Quote the records below in full, exactly as given, with the images taken out.

** START OF RECORD EXTRACTS **

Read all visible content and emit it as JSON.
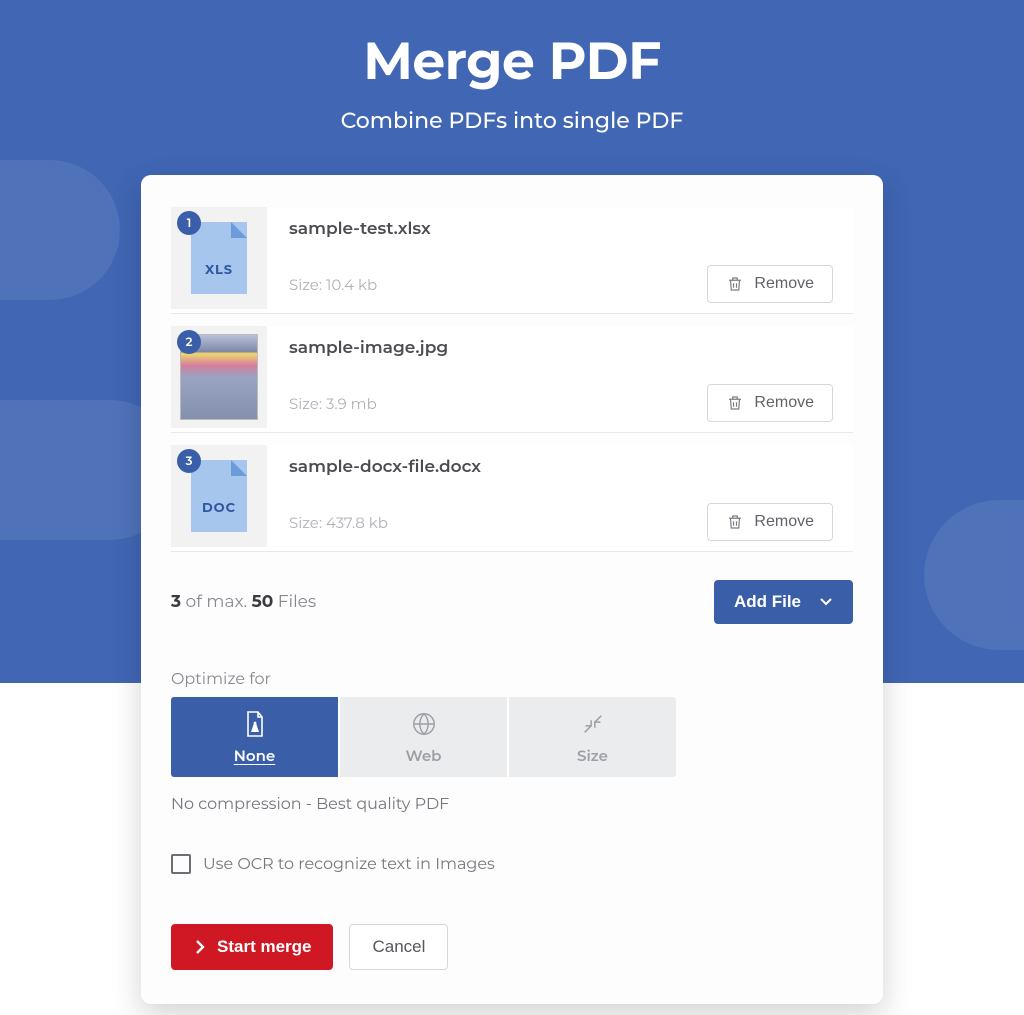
{
  "header": {
    "title": "Merge PDF",
    "subtitle": "Combine PDFs into single PDF"
  },
  "files": [
    {
      "index": "1",
      "name": "sample-test.xlsx",
      "size_prefix": "Size: ",
      "size": "10.4 kb",
      "ext": "XLS",
      "type": "doc"
    },
    {
      "index": "2",
      "name": "sample-image.jpg",
      "size_prefix": "Size: ",
      "size": "3.9 mb",
      "ext": "",
      "type": "image"
    },
    {
      "index": "3",
      "name": "sample-docx-file.docx",
      "size_prefix": "Size: ",
      "size": "437.8 kb",
      "ext": "DOC",
      "type": "doc"
    }
  ],
  "labels": {
    "remove": "Remove",
    "add_file": "Add File",
    "optimize_for": "Optimize for",
    "optimize_none": "None",
    "optimize_web": "Web",
    "optimize_size": "Size",
    "optimize_description": "No compression - Best quality PDF",
    "ocr": "Use OCR to recognize text in Images",
    "start": "Start merge",
    "cancel": "Cancel"
  },
  "counter": {
    "count": "3",
    "mid": " of max. ",
    "max": "50",
    "suffix": " Files"
  }
}
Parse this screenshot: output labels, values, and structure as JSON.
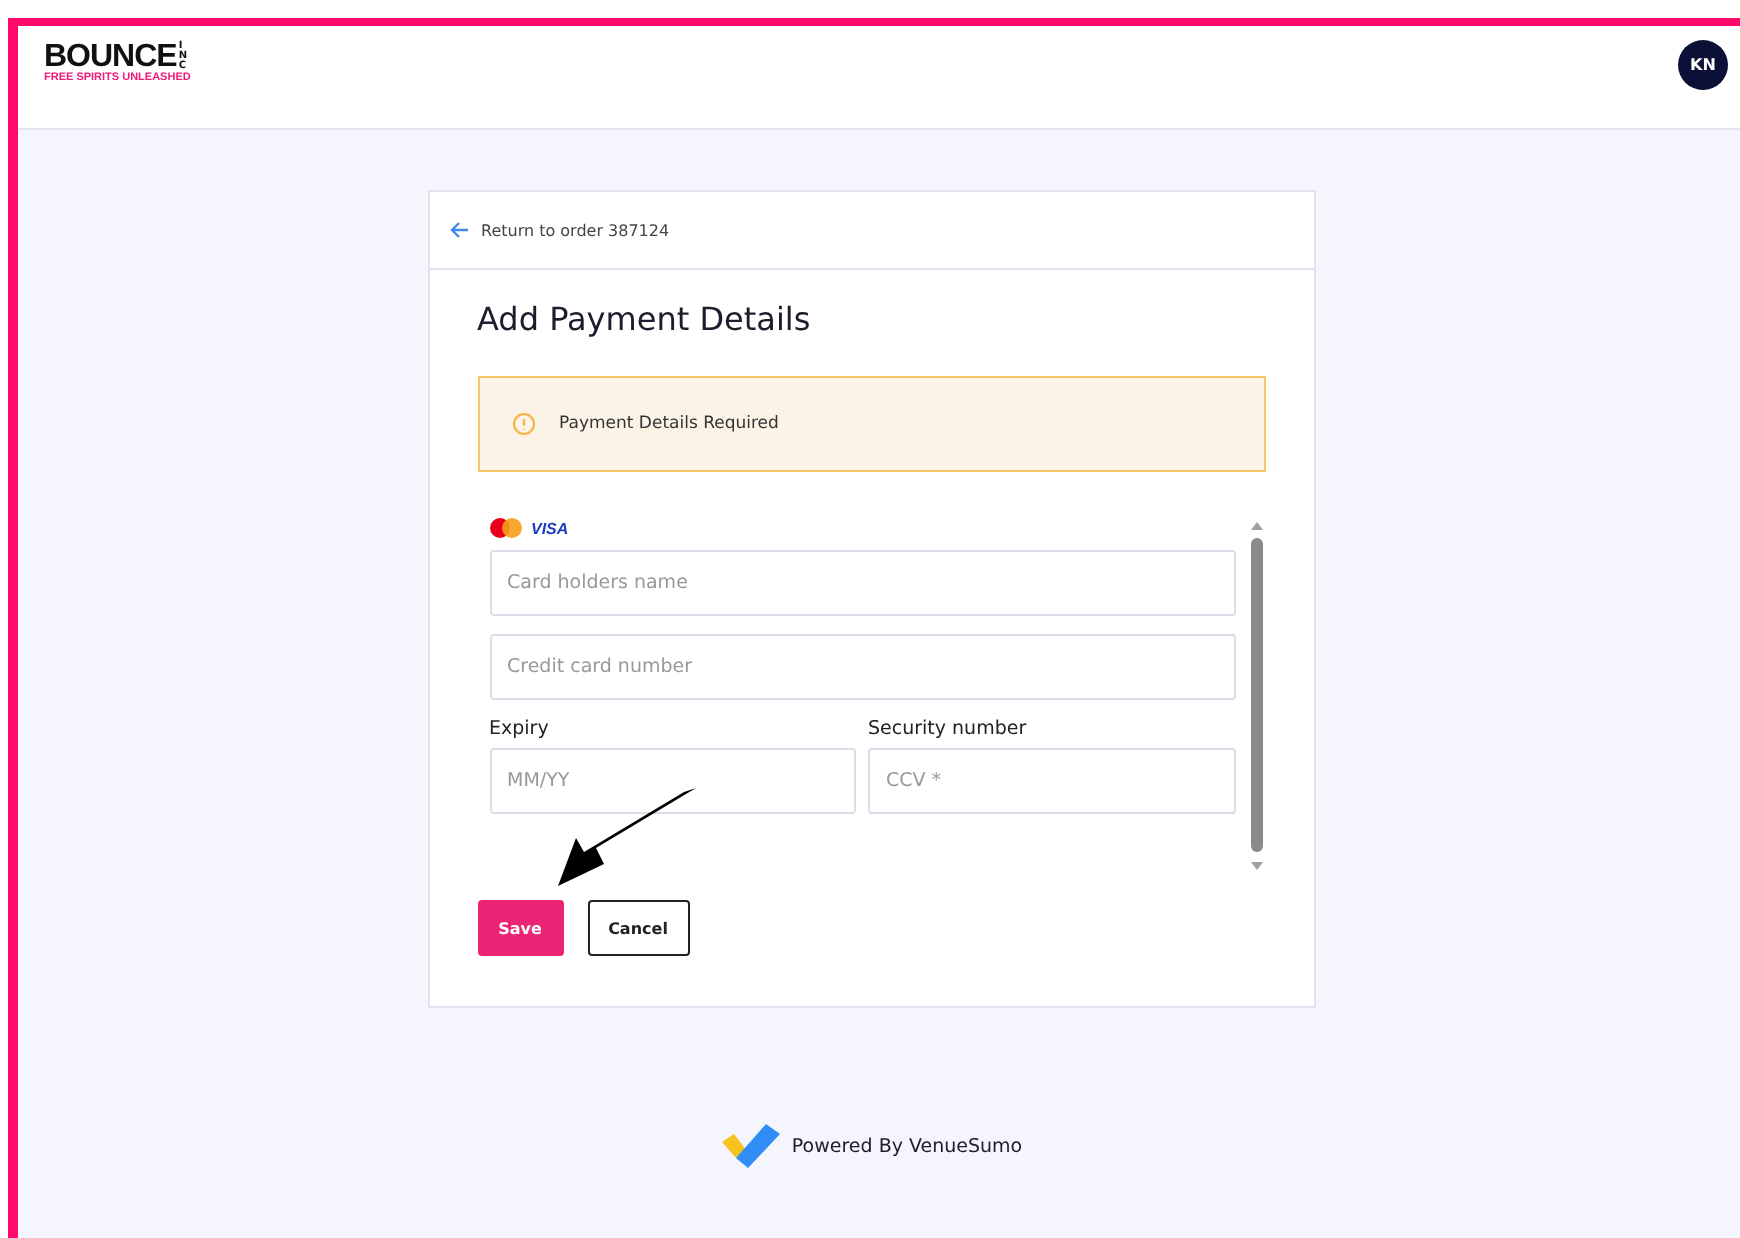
{
  "header": {
    "logo": {
      "wordmark": "BOUNCE",
      "suffix": "INC",
      "tagline": "FREE SPIRITS UNLEASHED"
    },
    "avatar": "KN"
  },
  "card": {
    "back_link": "Return to order 387124",
    "title": "Add Payment Details",
    "alert": {
      "text": "Payment Details Required"
    },
    "card_brands": [
      "VISA"
    ],
    "fields": [
      {
        "placeholder": "Card holders name"
      },
      {
        "placeholder": "Credit card number"
      }
    ],
    "split_fields": [
      {
        "label": "Expiry",
        "placeholder": "MM/YY"
      },
      {
        "label": "Security number",
        "placeholder": "CCV *"
      }
    ],
    "buttons": [
      {
        "label": "Save",
        "kind": "primary"
      },
      {
        "label": "Cancel",
        "kind": "secondary"
      }
    ]
  },
  "footer": {
    "text": "Powered By VenueSumo"
  }
}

** END OF RECORD EXTRACTS **

* **SOLUTION FOR THIS PROBLEM**
Read all visible content and emit it as JSON.
{
  "header": {
    "title": "Merge PDF",
    "subtitle": "Combine PDFs into single PDF"
  },
  "files": [
    {
      "index": "1",
      "name": "sample-test.xlsx",
      "size_prefix": "Size: ",
      "size": "10.4 kb",
      "ext": "XLS",
      "type": "doc"
    },
    {
      "index": "2",
      "name": "sample-image.jpg",
      "size_prefix": "Size: ",
      "size": "3.9 mb",
      "ext": "",
      "type": "image"
    },
    {
      "index": "3",
      "name": "sample-docx-file.docx",
      "size_prefix": "Size: ",
      "size": "437.8 kb",
      "ext": "DOC",
      "type": "doc"
    }
  ],
  "labels": {
    "remove": "Remove",
    "add_file": "Add File",
    "optimize_for": "Optimize for",
    "optimize_none": "None",
    "optimize_web": "Web",
    "optimize_size": "Size",
    "optimize_description": "No compression - Best quality PDF",
    "ocr": "Use OCR to recognize text in Images",
    "start": "Start merge",
    "cancel": "Cancel"
  },
  "counter": {
    "count": "3",
    "mid": " of max. ",
    "max": "50",
    "suffix": " Files"
  }
}
Parse this screenshot: output labels, values, and structure as JSON.
{
  "header": {
    "logo": {
      "wordmark": "BOUNCE",
      "suffix": "INC",
      "tagline": "FREE SPIRITS UNLEASHED"
    },
    "avatar": "KN"
  },
  "card": {
    "back_link": "Return to order 387124",
    "title": "Add Payment Details",
    "alert": {
      "text": "Payment Details Required"
    },
    "card_brands": [
      "VISA"
    ],
    "fields": [
      {
        "placeholder": "Card holders name"
      },
      {
        "placeholder": "Credit card number"
      }
    ],
    "split_fields": [
      {
        "label": "Expiry",
        "placeholder": "MM/YY"
      },
      {
        "label": "Security number",
        "placeholder": "CCV *"
      }
    ],
    "buttons": [
      {
        "label": "Save",
        "kind": "primary"
      },
      {
        "label": "Cancel",
        "kind": "secondary"
      }
    ]
  },
  "footer": {
    "text": "Powered By VenueSumo"
  }
}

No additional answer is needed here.